### [Short problem]
Format the data below as a numbered list, one entry per line, leaving out blank lines and the pictures.

[START OF Input data]

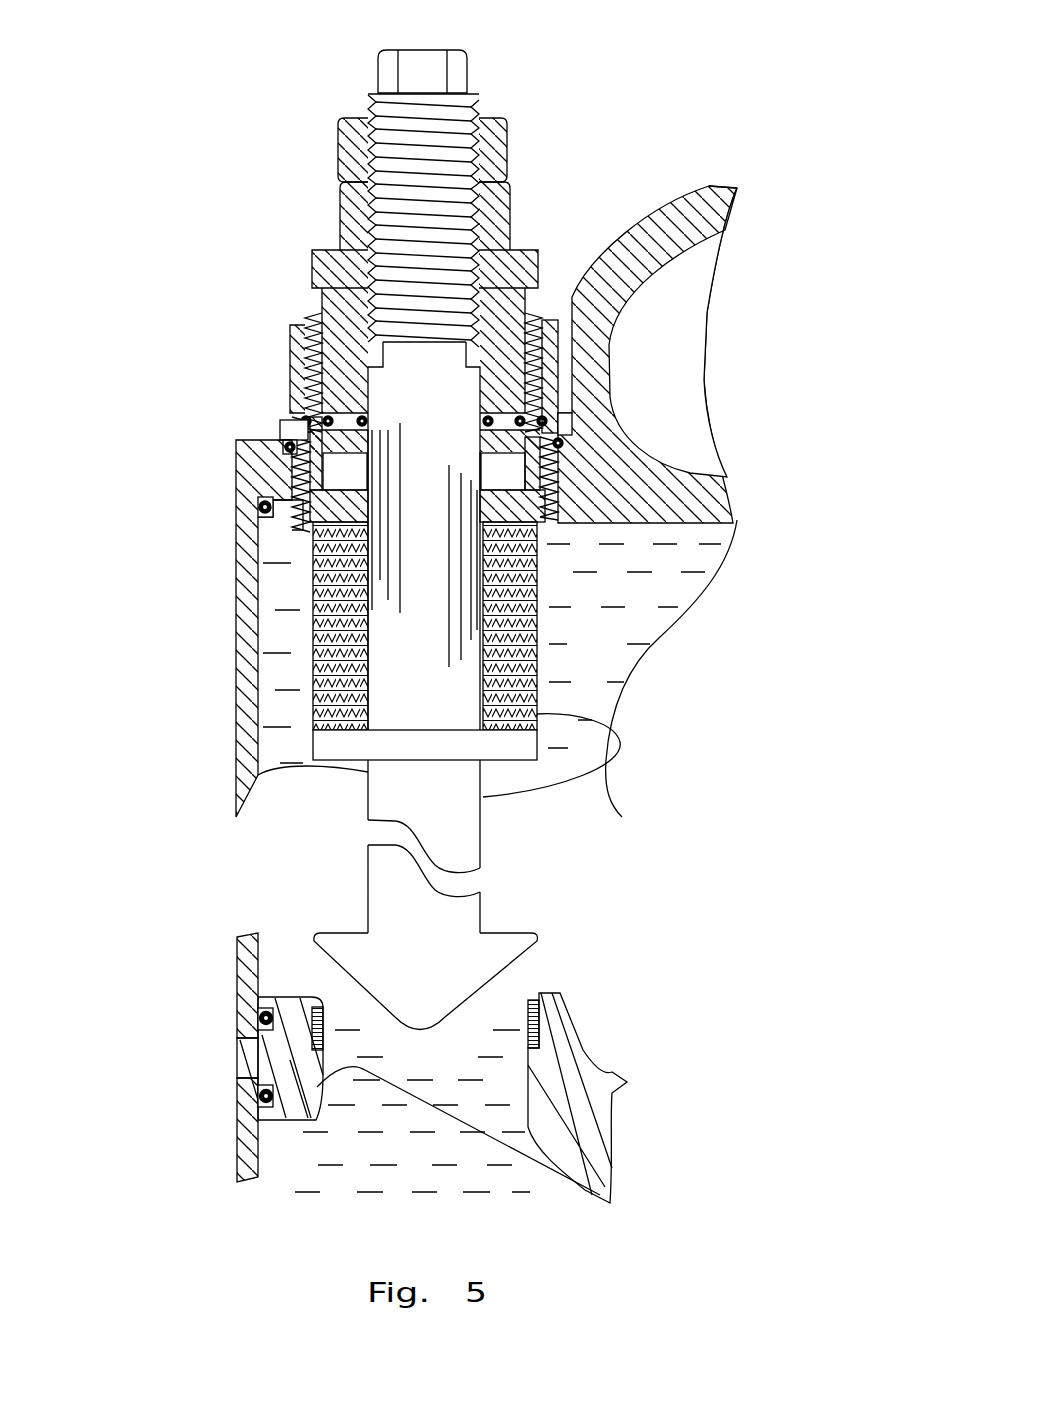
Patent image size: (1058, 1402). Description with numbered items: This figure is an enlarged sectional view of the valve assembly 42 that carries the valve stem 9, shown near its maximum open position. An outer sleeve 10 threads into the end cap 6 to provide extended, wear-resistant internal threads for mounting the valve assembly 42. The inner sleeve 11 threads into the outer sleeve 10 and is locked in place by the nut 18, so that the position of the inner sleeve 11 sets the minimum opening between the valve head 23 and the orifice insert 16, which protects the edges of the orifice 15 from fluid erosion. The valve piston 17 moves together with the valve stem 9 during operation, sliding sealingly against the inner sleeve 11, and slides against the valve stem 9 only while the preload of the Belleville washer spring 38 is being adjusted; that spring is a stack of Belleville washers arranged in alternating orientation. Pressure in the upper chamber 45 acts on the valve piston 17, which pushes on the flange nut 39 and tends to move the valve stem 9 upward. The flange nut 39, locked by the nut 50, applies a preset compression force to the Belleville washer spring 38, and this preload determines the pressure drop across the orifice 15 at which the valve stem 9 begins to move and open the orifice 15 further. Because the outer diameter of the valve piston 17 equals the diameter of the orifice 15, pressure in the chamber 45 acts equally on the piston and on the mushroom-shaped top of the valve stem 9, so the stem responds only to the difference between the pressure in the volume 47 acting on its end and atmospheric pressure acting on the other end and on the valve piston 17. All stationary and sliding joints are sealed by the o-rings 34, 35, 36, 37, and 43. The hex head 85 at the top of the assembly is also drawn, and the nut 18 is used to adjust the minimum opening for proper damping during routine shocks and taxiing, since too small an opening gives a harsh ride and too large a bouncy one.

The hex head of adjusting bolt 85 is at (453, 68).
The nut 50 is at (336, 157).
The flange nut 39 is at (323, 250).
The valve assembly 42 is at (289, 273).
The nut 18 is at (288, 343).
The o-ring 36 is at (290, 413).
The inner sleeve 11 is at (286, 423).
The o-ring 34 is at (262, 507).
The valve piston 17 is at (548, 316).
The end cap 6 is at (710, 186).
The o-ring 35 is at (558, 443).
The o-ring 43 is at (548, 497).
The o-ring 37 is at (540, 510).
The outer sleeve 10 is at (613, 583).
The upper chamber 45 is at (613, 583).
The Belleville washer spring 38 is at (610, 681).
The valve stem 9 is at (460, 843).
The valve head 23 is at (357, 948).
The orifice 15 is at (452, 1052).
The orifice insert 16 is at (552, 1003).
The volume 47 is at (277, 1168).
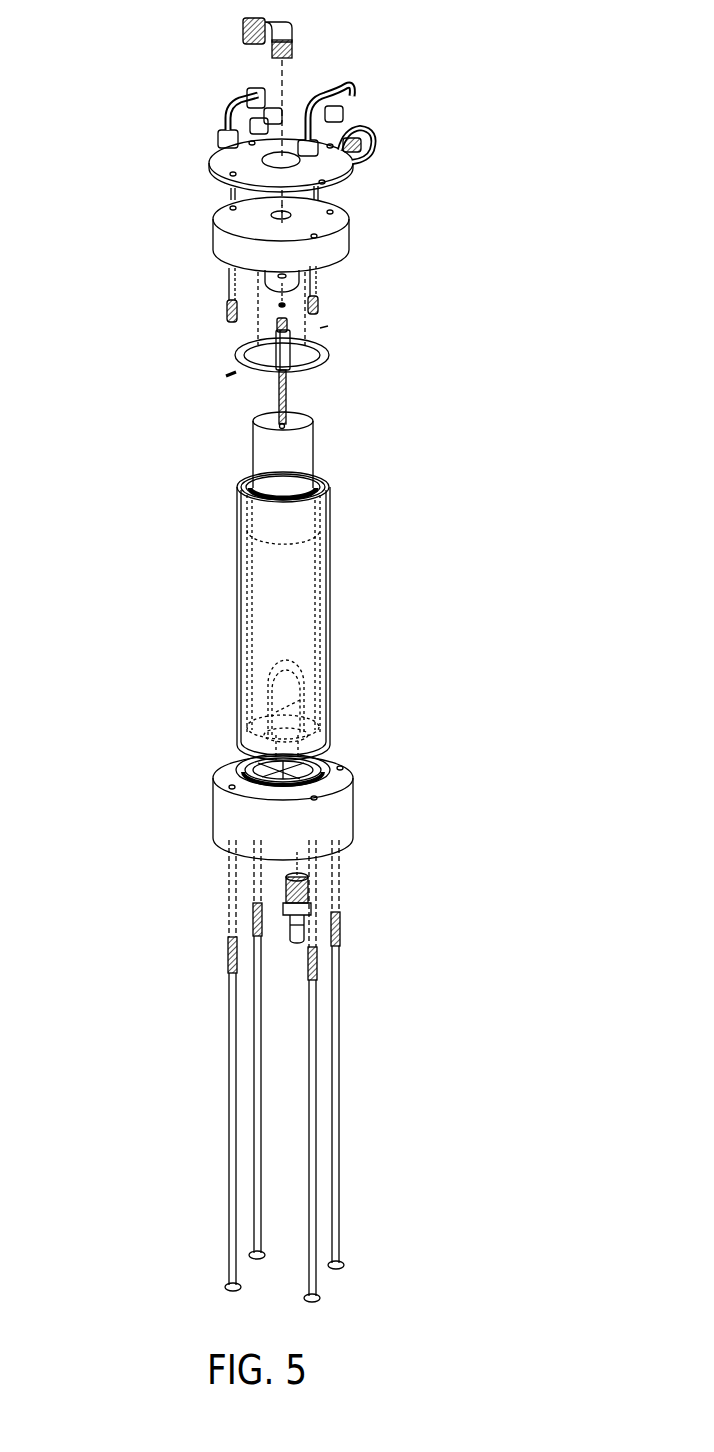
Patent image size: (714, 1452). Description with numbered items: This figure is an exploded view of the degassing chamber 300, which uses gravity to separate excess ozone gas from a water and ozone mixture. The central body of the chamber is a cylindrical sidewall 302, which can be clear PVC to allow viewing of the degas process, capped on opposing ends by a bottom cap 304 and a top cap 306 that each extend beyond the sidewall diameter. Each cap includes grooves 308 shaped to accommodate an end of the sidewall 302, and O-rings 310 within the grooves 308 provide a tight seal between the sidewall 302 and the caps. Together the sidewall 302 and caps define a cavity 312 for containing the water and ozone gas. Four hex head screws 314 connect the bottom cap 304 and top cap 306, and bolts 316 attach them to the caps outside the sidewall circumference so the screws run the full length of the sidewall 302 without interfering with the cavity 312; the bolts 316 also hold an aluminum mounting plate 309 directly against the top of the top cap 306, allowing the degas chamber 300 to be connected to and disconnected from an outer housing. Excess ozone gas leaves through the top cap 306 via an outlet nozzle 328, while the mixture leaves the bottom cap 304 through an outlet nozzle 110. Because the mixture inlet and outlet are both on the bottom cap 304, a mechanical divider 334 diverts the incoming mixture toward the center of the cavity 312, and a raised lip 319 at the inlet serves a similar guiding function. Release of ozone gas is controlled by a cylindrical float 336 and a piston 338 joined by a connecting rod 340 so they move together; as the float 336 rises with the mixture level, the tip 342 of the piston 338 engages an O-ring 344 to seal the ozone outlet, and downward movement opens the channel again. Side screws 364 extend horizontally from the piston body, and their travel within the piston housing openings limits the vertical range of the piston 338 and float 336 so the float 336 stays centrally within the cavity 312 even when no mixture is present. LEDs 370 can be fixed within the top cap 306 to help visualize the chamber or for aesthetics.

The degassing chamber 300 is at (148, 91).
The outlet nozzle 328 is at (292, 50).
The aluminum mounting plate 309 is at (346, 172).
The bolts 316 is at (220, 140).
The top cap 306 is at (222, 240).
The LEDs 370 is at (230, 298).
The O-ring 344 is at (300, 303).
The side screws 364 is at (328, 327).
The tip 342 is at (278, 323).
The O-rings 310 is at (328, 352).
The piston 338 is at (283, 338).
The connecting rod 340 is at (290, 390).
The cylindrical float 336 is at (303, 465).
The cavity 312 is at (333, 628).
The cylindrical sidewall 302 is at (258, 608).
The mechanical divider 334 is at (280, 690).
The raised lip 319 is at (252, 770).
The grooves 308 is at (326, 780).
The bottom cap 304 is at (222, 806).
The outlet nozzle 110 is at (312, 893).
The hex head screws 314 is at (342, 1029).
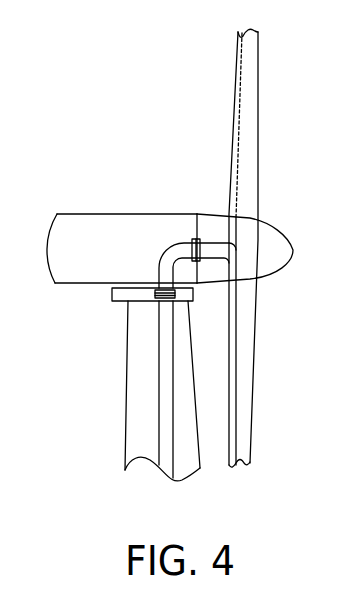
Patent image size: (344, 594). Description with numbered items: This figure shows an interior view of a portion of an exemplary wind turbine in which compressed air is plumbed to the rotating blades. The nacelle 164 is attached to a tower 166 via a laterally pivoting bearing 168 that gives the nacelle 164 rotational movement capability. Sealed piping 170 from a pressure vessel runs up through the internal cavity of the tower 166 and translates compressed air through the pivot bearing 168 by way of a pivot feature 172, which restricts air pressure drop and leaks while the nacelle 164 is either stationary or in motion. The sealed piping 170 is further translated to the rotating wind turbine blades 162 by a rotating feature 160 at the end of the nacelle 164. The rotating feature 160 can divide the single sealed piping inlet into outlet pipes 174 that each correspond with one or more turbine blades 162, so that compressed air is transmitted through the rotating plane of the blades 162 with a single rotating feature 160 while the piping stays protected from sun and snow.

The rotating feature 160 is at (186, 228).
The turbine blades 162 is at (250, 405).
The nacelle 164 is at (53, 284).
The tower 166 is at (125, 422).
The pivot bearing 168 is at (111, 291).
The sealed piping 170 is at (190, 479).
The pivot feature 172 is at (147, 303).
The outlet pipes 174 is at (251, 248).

[END OF Input data]

### [Full response]
1. Patent image size: (1058, 1402). Description with numbered items: This figure is an enlarged sectional view of the valve assembly 42 that carries the valve stem 9, shown near its maximum open position. An outer sleeve 10 threads into the end cap 6 to provide extended, wear-resistant internal threads for mounting the valve assembly 42. The inner sleeve 11 threads into the outer sleeve 10 and is locked in place by the nut 18, so that the position of the inner sleeve 11 sets the minimum opening between the valve head 23 and the orifice insert 16, which protects the edges of the orifice 15 from fluid erosion. The valve piston 17 moves together with the valve stem 9 during operation, sliding sealingly against the inner sleeve 11, and slides against the valve stem 9 only while the preload of the Belleville washer spring 38 is being adjusted; that spring is a stack of Belleville washers arranged in alternating orientation. Pressure in the upper chamber 45 acts on the valve piston 17, which pushes on the flange nut 39 and tends to move the valve stem 9 upward. The flange nut 39, locked by the nut 50, applies a preset compression force to the Belleville washer spring 38, and this preload determines the pressure drop across the orifice 15 at which the valve stem 9 begins to move and open the orifice 15 further. Because the outer diameter of the valve piston 17 equals the diameter of the orifice 15, pressure in the chamber 45 acts equally on the piston and on the mushroom-shaped top of the valve stem 9, so the stem responds only to the difference between the pressure in the volume 47 acting on its end and atmospheric pressure acting on the other end and on the valve piston 17. All stationary and sliding joints are sealed by the o-rings 34, 35, 36, 37, and 43. The hex head 85 at the top of the assembly is also drawn, and the nut 18 is used to adjust the minimum opening for proper damping during routine shocks and taxiing, since too small an opening gives a harsh ride and too large a bouncy one.
2. The hex head of adjusting bolt 85 is at (453, 68).
3. The nut 50 is at (336, 157).
4. The flange nut 39 is at (323, 250).
5. The valve assembly 42 is at (289, 273).
6. The nut 18 is at (288, 343).
7. The o-ring 36 is at (290, 413).
8. The inner sleeve 11 is at (286, 423).
9. The o-ring 34 is at (262, 507).
10. The valve piston 17 is at (548, 316).
11. The end cap 6 is at (710, 186).
12. The o-ring 35 is at (558, 443).
13. The o-ring 43 is at (548, 497).
14. The o-ring 37 is at (540, 510).
15. The outer sleeve 10 is at (613, 583).
16. The upper chamber 45 is at (613, 583).
17. The Belleville washer spring 38 is at (610, 681).
18. The valve stem 9 is at (460, 843).
19. The valve head 23 is at (357, 948).
20. The orifice 15 is at (452, 1052).
21. The orifice insert 16 is at (552, 1003).
22. The volume 47 is at (277, 1168).
23. Patent image size: (714, 1452). Description with numbered items: This figure is an exploded view of the degassing chamber 300, which uses gravity to separate excess ozone gas from a water and ozone mixture. The central body of the chamber is a cylindrical sidewall 302, which can be clear PVC to allow viewing of the degas process, capped on opposing ends by a bottom cap 304 and a top cap 306 that each extend beyond the sidewall diameter. Each cap includes grooves 308 shaped to accommodate an end of the sidewall 302, and O-rings 310 within the grooves 308 provide a tight seal between the sidewall 302 and the caps. Together the sidewall 302 and caps define a cavity 312 for containing the water and ozone gas. Four hex head screws 314 connect the bottom cap 304 and top cap 306, and bolts 316 attach them to the caps outside the sidewall circumference so the screws run the full length of the sidewall 302 without interfering with the cavity 312; the bolts 316 also hold an aluminum mounting plate 309 directly against the top of the top cap 306, allowing the degas chamber 300 to be connected to and disconnected from an outer housing. Excess ozone gas leaves through the top cap 306 via an outlet nozzle 328, while the mixture leaves the bottom cap 304 through an outlet nozzle 110. Because the mixture inlet and outlet are both on the bottom cap 304, a mechanical divider 334 diverts the incoming mixture toward the center of the cavity 312, and a raised lip 319 at the inlet serves a similar guiding function. Release of ozone gas is controlled by a cylindrical float 336 and a piston 338 joined by a connecting rod 340 so they move together; as the float 336 rises with the mixture level, the tip 342 of the piston 338 engages an O-ring 344 to seal the ozone outlet, and downward movement opens the channel again. Side screws 364 extend horizontally from the piston body, and their travel within the piston housing openings limits the vertical range of the piston 338 and float 336 so the float 336 stays centrally within the cavity 312 even when no mixture is present. LEDs 370 can be fixed within the top cap 306 to help visualize the chamber or for aesthetics.
24. The degassing chamber 300 is at (148, 91).
25. The outlet nozzle 328 is at (292, 50).
26. The aluminum mounting plate 309 is at (346, 172).
27. The bolts 316 is at (220, 140).
28. The top cap 306 is at (222, 240).
29. The LEDs 370 is at (230, 298).
30. The O-ring 344 is at (300, 303).
31. The side screws 364 is at (328, 327).
32. The tip 342 is at (278, 323).
33. The O-rings 310 is at (328, 352).
34. The piston 338 is at (283, 338).
35. The connecting rod 340 is at (290, 390).
36. The cylindrical float 336 is at (303, 465).
37. The cavity 312 is at (333, 628).
38. The cylindrical sidewall 302 is at (258, 608).
39. The mechanical divider 334 is at (280, 690).
40. The raised lip 319 is at (252, 770).
41. The grooves 308 is at (326, 780).
42. The bottom cap 304 is at (222, 806).
43. The outlet nozzle 110 is at (312, 893).
44. The hex head screws 314 is at (342, 1029).
45. Patent image size: (344, 594). Description with numbered items: This figure shows an interior view of a portion of an exemplary wind turbine in which compressed air is plumbed to the rotating blades. The nacelle 164 is attached to a tower 166 via a laterally pivoting bearing 168 that gives the nacelle 164 rotational movement capability. Sealed piping 170 from a pressure vessel runs up through the internal cavity of the tower 166 and translates compressed air through the pivot bearing 168 by way of a pivot feature 172, which restricts air pressure drop and leaks while the nacelle 164 is either stationary or in motion. The sealed piping 170 is further translated to the rotating wind turbine blades 162 by a rotating feature 160 at the end of the nacelle 164. The rotating feature 160 can divide the single sealed piping inlet into outlet pipes 174 that each correspond with one or more turbine blades 162, so that compressed air is transmitted through the rotating plane of the blades 162 with a single rotating feature 160 while the piping stays protected from sun and snow.
46. The rotating feature 160 is at (186, 228).
47. The turbine blades 162 is at (250, 405).
48. The nacelle 164 is at (53, 284).
49. The tower 166 is at (125, 422).
50. The pivot bearing 168 is at (111, 291).
51. The sealed piping 170 is at (190, 479).
52. The pivot feature 172 is at (147, 303).
53. The outlet pipes 174 is at (251, 248).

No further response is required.